(Exercise task):
Examine the material below. Gather every line in which the string "coordinate" appears.

Dataset listings of figures:
==*==

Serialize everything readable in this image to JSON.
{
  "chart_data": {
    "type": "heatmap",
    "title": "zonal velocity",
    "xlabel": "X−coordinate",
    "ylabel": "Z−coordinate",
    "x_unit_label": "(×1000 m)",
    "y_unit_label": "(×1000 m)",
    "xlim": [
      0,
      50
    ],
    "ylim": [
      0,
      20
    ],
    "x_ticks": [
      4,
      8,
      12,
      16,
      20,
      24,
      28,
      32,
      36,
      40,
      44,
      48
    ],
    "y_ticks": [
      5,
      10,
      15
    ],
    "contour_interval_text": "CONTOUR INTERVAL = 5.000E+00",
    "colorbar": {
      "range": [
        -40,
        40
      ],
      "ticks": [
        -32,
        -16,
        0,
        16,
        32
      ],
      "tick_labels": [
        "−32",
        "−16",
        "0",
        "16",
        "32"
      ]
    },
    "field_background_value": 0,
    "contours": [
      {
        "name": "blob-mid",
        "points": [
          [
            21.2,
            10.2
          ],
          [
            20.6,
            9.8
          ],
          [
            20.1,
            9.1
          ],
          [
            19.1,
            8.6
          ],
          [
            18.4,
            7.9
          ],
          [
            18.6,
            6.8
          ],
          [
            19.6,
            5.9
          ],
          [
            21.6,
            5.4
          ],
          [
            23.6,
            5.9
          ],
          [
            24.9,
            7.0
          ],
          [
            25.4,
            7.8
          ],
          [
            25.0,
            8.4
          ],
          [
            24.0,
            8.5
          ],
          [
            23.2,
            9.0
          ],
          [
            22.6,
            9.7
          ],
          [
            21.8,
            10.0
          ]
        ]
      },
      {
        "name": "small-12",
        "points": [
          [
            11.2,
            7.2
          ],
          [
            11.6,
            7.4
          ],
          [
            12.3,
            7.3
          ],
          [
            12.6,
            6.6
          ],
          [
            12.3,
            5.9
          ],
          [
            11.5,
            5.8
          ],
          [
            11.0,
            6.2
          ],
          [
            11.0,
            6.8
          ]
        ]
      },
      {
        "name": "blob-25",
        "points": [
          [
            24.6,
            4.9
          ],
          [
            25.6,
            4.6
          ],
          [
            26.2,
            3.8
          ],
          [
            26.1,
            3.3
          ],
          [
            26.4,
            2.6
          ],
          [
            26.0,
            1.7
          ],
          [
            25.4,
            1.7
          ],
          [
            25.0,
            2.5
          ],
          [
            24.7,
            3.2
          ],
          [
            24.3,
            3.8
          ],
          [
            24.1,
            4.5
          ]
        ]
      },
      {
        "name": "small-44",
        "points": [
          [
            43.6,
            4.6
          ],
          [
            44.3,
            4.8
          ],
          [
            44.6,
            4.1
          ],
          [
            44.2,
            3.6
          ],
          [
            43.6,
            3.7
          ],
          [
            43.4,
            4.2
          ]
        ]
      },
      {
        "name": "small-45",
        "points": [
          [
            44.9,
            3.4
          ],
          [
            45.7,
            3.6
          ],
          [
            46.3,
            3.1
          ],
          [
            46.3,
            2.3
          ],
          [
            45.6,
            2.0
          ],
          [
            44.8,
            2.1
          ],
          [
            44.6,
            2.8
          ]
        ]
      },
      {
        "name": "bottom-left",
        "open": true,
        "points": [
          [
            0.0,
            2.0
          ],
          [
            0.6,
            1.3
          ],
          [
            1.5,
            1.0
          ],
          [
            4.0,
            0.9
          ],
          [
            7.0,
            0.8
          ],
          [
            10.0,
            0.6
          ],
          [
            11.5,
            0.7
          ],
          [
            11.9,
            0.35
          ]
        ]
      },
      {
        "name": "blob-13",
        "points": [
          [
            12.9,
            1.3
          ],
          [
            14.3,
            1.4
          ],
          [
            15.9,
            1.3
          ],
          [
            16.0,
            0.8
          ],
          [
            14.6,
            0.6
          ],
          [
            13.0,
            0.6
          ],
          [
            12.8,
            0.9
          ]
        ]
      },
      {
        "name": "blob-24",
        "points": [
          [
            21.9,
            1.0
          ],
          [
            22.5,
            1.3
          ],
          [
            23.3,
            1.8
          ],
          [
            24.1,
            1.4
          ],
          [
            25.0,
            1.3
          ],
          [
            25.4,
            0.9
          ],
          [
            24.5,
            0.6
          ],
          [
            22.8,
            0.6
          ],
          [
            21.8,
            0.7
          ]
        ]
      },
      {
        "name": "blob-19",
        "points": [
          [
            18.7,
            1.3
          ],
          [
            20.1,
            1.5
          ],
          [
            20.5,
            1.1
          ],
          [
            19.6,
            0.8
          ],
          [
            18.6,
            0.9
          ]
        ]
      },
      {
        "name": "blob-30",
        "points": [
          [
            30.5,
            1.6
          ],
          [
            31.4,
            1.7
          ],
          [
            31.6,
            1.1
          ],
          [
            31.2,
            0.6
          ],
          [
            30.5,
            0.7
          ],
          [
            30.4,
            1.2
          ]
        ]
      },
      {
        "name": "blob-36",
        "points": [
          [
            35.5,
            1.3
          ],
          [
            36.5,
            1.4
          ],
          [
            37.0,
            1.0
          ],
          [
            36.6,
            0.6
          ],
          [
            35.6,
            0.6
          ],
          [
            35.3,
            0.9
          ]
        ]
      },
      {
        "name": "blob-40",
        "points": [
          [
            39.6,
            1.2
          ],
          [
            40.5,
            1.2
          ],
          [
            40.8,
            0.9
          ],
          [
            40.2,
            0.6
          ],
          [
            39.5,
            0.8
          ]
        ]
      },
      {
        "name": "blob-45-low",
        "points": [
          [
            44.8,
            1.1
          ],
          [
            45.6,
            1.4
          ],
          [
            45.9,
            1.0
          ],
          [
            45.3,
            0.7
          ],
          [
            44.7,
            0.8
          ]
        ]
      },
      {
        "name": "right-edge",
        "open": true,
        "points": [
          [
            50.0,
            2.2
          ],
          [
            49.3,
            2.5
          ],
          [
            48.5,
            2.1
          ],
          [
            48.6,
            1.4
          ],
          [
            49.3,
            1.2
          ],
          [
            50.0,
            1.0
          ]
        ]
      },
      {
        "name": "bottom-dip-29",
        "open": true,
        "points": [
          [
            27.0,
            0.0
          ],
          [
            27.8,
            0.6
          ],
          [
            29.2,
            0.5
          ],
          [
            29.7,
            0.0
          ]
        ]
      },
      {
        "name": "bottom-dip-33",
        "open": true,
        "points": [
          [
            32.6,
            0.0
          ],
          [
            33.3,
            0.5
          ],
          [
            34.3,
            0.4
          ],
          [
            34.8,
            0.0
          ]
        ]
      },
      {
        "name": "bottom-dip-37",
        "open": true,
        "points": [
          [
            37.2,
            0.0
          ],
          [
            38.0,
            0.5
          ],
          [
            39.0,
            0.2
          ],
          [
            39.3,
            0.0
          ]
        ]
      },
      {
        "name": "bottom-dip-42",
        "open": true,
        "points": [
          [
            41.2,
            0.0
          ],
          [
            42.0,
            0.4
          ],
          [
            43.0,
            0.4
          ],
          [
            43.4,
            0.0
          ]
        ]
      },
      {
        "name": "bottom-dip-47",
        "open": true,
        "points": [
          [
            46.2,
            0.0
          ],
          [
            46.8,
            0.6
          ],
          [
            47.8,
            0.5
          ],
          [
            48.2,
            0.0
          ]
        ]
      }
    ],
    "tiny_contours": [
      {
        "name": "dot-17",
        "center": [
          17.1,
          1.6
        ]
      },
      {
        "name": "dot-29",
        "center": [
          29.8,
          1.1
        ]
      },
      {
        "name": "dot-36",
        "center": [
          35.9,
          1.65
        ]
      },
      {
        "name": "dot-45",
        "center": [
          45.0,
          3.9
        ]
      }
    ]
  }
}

==*==

(Correct result):
    "xlabel": "X−coordinate",
    "ylabel": "Z−coordinate",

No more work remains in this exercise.